* SELECTION *
*****
# Is it too late for 8 month old vizsla to switch from dry to raw



## lucy2005 (Oct 16, 2020)

Hi, I have an 8 month old vizsla and he’s great. I’ve known about most vizslas eating raw food but we just found it more convenient to give him dry kibble. We buy high quality food but we were thinking about switching it as I know raw has more nutrients but I’m not sure if it is not too late to start raw food at his age. Please if anyone has any tips that would be great


----------



## InTheNet (Jun 1, 2016)

Not to late.

Start adding raw to kibble 25% raw /75% kibble for 4-5-6 day then go to 50/50 for a few days then 75/25 for a few more days then !00% raw,

We switched our male at about a year due to tummy issues. It took a while for him to like it but ended up loving it.
He did not like it fully defrosted(mushy) he liked it best partially frozen.


----------



## Gabica (Jan 20, 2018)

I switched from very high quality kindle last year when one was 2 and the other one 4 years old. Similar transition as mentioned above except I make it fully mushy for them instead of keeping it frozen. They love it!
*****
* DATA ENTRIES *

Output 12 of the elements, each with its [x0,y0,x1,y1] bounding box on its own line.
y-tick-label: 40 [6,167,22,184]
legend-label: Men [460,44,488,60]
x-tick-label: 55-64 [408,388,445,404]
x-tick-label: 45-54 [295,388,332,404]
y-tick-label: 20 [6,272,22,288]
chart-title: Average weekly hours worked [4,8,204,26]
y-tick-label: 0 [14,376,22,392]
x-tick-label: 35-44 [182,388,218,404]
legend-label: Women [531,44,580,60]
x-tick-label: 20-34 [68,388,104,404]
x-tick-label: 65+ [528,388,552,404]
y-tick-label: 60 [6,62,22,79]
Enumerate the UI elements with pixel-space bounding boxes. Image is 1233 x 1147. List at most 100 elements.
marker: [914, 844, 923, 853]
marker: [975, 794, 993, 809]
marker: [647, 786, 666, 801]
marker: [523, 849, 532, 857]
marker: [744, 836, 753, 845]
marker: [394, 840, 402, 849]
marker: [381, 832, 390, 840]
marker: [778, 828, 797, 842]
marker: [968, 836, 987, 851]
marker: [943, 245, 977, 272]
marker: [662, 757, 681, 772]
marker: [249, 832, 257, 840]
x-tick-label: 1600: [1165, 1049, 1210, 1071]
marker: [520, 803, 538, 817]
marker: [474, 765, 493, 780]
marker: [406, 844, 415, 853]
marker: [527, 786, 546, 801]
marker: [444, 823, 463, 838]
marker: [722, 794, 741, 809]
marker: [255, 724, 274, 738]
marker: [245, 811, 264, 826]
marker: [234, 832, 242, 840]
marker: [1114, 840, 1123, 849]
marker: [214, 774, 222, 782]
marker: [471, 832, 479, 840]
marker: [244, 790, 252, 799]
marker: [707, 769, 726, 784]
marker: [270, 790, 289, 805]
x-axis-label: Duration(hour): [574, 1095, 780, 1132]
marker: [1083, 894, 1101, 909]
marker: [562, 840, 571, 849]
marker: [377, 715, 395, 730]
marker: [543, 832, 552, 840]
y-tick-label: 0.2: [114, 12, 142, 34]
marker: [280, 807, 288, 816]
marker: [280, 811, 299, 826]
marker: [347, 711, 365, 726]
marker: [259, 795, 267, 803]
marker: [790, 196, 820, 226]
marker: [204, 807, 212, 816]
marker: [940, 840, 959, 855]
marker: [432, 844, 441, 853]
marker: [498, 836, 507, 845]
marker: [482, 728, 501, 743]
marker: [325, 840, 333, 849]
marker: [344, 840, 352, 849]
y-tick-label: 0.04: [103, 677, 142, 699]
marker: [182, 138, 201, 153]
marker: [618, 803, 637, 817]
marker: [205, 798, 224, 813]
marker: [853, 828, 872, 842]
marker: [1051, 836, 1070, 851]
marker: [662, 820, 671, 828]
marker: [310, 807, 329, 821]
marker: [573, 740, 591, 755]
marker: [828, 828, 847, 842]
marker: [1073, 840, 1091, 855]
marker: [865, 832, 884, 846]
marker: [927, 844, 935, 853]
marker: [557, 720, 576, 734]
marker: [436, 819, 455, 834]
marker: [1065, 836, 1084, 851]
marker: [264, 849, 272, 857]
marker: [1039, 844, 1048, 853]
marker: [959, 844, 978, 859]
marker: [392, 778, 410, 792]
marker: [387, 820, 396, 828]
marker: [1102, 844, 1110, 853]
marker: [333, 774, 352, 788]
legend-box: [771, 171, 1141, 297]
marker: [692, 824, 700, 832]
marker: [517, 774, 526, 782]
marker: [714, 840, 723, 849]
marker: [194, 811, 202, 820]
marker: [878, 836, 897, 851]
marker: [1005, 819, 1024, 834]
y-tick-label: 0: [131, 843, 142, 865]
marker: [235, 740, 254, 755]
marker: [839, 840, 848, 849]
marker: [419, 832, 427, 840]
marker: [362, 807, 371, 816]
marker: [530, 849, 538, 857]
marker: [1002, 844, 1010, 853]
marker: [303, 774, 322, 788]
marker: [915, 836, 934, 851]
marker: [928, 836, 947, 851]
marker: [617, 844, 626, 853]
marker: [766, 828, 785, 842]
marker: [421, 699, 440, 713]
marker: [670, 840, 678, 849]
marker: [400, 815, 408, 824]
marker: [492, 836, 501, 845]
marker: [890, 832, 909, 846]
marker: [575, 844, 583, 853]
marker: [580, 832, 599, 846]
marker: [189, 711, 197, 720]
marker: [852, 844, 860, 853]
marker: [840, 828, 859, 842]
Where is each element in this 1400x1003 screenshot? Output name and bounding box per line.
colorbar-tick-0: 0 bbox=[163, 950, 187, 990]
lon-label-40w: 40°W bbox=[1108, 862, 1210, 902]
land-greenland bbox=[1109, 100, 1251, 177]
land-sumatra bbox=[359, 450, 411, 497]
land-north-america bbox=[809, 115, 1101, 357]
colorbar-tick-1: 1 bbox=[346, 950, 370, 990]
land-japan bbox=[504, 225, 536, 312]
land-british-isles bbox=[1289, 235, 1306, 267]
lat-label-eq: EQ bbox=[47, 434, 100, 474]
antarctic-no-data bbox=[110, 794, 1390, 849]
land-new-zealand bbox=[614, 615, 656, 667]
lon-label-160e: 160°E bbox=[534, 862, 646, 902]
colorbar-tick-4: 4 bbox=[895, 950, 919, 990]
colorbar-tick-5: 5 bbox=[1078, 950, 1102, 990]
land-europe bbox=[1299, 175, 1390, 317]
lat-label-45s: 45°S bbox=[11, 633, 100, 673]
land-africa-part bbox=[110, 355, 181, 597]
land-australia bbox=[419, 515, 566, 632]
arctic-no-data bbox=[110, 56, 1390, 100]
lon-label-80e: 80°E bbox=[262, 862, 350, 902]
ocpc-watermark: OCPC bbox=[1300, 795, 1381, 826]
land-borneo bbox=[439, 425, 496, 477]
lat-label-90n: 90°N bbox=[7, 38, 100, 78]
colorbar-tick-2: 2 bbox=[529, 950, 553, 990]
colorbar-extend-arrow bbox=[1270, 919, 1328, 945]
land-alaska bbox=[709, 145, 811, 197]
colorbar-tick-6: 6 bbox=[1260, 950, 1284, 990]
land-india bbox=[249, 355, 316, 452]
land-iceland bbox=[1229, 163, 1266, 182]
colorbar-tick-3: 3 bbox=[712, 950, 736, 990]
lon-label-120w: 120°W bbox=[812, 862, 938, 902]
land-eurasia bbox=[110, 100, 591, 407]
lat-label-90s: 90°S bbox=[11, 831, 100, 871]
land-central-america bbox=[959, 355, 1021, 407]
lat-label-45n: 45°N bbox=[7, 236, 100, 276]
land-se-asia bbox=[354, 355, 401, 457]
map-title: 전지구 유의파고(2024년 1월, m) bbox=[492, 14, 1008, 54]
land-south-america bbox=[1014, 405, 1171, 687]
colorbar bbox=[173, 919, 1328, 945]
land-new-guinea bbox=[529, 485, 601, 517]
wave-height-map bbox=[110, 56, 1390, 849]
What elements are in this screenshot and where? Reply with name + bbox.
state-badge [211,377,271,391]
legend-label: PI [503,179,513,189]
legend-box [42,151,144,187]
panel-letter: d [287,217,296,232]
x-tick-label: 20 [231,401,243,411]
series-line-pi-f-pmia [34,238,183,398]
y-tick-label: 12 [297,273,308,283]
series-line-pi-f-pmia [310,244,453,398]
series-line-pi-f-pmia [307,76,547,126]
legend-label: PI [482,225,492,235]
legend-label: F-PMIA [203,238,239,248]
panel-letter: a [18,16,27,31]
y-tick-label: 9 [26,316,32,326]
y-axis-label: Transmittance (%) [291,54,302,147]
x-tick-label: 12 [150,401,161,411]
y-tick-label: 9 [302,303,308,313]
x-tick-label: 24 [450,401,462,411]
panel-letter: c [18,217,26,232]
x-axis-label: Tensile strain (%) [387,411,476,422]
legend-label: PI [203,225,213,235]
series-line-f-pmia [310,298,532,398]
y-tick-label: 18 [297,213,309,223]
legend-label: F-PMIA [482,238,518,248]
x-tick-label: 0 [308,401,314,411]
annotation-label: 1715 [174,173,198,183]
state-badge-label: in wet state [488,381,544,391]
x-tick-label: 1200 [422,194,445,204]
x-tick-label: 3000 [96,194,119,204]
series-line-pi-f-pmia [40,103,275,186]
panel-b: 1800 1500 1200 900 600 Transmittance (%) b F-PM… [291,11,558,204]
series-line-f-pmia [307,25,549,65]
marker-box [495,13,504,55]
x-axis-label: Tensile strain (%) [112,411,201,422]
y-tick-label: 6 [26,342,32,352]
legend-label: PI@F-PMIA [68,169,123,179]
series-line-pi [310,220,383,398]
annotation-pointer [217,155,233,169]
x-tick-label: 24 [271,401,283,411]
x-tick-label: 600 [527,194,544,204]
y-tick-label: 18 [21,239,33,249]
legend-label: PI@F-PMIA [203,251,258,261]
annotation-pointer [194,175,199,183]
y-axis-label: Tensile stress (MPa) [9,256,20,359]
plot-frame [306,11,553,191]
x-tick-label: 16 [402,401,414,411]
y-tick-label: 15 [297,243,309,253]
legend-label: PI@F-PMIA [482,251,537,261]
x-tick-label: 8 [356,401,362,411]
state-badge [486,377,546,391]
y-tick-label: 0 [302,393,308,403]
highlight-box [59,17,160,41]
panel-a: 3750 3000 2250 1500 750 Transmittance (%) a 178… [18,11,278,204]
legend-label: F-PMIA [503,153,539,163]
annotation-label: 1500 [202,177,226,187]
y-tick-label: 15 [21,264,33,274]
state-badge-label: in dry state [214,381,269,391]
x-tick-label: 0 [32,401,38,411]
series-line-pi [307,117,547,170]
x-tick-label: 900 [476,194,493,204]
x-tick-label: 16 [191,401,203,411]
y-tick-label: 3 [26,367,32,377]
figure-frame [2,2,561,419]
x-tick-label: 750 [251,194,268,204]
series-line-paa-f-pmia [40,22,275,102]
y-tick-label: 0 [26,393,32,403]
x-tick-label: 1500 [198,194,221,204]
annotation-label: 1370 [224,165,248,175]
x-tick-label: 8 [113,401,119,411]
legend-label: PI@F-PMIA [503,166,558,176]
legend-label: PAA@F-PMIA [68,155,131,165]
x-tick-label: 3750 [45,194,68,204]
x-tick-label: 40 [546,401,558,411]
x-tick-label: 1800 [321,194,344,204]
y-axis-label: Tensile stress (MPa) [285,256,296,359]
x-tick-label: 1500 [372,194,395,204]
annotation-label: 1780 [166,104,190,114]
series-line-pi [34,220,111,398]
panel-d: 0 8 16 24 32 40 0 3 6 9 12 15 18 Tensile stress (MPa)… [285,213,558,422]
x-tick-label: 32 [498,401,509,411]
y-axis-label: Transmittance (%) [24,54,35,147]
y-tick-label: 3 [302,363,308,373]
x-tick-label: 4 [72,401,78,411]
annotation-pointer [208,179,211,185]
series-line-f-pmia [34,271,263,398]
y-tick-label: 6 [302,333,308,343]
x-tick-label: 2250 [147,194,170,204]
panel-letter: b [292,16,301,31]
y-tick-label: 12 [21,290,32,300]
*****
* WORK TO COMPLETE *
a – Please reproduce, word for word, the stretch of the raw-feeding thread from "We switched our" through "They love it!".
b – Carry on the thread about switching a vizsla to raw food from the point where it stops.
Nothing in the lines is needed here.

* ANSWERS PER TASK *
a –
We switched our male at about a year due to tummy issues. It took a while for him to like it but ended up loving it.
He did not like it fully defrosted(mushy) he liked it best partially frozen.


----------



## Gabica (Jan 20, 2018)

I switched from very high quality kindle last year when one was 2 and the other one 4 years old. Similar transition as mentioned above except I make it fully mushy for them instead of keeping it frozen. They love it!

b –
----------



## lucy2005 (Oct 16, 2020)

InTheNet said:


> Not to late.
> 
> Start adding raw to kibble 25% raw /75% kibble for 4-5-6 day then go to 50/50 for a few days then 75/25 for a few more days then !00% raw,
> 
> ...


Thank you so much, I was worried that it would be too late to switch.


----------



## lucy2005 (Oct 16, 2020)

Gabica said:


> I switched from very high quality kindle last year when one was 2 and the other one 4 years old. Similar transition as mentioned above except I make it fully mushy for them instead of keeping it frozen. They love it!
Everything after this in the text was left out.